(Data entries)

#####

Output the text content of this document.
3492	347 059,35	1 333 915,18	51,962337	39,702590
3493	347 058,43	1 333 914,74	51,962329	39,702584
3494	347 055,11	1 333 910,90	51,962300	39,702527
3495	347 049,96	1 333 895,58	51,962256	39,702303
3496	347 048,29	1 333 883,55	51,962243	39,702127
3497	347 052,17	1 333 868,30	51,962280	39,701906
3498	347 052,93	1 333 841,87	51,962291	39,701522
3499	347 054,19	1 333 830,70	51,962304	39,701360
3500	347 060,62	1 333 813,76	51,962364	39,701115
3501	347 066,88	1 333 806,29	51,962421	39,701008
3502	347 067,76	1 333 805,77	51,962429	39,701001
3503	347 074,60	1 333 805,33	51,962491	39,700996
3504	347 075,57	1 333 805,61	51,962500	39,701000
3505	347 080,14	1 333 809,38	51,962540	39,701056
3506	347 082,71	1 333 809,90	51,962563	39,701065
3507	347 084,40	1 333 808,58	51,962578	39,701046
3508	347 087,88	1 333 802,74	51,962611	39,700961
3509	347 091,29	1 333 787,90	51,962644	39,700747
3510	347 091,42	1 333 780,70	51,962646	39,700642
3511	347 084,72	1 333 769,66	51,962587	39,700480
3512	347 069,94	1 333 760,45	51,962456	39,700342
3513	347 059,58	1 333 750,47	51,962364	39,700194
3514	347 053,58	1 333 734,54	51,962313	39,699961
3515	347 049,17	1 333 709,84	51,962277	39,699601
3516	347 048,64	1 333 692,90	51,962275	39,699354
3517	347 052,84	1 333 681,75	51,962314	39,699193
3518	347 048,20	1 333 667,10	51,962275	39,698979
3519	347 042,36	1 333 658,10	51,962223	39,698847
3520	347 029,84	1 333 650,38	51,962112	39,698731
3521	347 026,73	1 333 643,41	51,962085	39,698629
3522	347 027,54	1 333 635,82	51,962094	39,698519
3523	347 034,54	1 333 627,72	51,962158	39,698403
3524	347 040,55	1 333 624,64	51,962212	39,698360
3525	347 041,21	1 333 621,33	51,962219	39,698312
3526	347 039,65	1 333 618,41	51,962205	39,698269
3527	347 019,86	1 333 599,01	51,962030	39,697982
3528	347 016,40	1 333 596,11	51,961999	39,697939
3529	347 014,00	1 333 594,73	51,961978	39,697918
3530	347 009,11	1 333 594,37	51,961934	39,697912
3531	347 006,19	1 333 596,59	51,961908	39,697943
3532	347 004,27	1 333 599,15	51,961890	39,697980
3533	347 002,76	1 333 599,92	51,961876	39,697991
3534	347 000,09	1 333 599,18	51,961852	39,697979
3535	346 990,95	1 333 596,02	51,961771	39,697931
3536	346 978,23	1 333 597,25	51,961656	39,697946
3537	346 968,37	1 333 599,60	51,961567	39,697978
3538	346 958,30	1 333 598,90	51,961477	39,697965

#####

INSTRUCTIONS FOR THE TASK: Transcribe every entry verbatim.

EXERCISE OUTPUT:
Output the text content of this document.
3492	347 059,35	1 333 915,18	51,962337	39,702590
3493	347 058,43	1 333 914,74	51,962329	39,702584
3494	347 055,11	1 333 910,90	51,962300	39,702527
3495	347 049,96	1 333 895,58	51,962256	39,702303
3496	347 048,29	1 333 883,55	51,962243	39,702127
3497	347 052,17	1 333 868,30	51,962280	39,701906
3498	347 052,93	1 333 841,87	51,962291	39,701522
3499	347 054,19	1 333 830,70	51,962304	39,701360
3500	347 060,62	1 333 813,76	51,962364	39,701115
3501	347 066,88	1 333 806,29	51,962421	39,701008
3502	347 067,76	1 333 805,77	51,962429	39,701001
3503	347 074,60	1 333 805,33	51,962491	39,700996
3504	347 075,57	1 333 805,61	51,962500	39,701000
3505	347 080,14	1 333 809,38	51,962540	39,701056
3506	347 082,71	1 333 809,90	51,962563	39,701065
3507	347 084,40	1 333 808,58	51,962578	39,701046
3508	347 087,88	1 333 802,74	51,962611	39,700961
3509	347 091,29	1 333 787,90	51,962644	39,700747
3510	347 091,42	1 333 780,70	51,962646	39,700642
3511	347 084,72	1 333 769,66	51,962587	39,700480
3512	347 069,94	1 333 760,45	51,962456	39,700342
3513	347 059,58	1 333 750,47	51,962364	39,700194
3514	347 053,58	1 333 734,54	51,962313	39,699961
3515	347 049,17	1 333 709,84	51,962277	39,699601
3516	347 048,64	1 333 692,90	51,962275	39,699354
3517	347 052,84	1 333 681,75	51,962314	39,699193
3518	347 048,20	1 333 667,10	51,962275	39,698979
3519	347 042,36	1 333 658,10	51,962223	39,698847
3520	347 029,84	1 333 650,38	51,962112	39,698731
3521	347 026,73	1 333 643,41	51,962085	39,698629
3522	347 027,54	1 333 635,82	51,962094	39,698519
3523	347 034,54	1 333 627,72	51,962158	39,698403
3524	347 040,55	1 333 624,64	51,962212	39,698360
3525	347 041,21	1 333 621,33	51,962219	39,698312
3526	347 039,65	1 333 618,41	51,962205	39,698269
3527	347 019,86	1 333 599,01	51,962030	39,697982
3528	347 016,40	1 333 596,11	51,961999	39,697939
3529	347 014,00	1 333 594,73	51,961978	39,697918
3530	347 009,11	1 333 594,37	51,961934	39,697912
3531	347 006,19	1 333 596,59	51,961908	39,697943
3532	347 004,27	1 333 599,15	51,961890	39,697980
3533	347 002,76	1 333 599,92	51,961876	39,697991
3534	347 000,09	1 333 599,18	51,961852	39,697979
3535	346 990,95	1 333 596,02	51,961771	39,697931
3536	346 978,23	1 333 597,25	51,961656	39,697946
3537	346 968,37	1 333 599,60	51,961567	39,697978
3538	346 958,30	1 333 598,90	51,961477	39,697965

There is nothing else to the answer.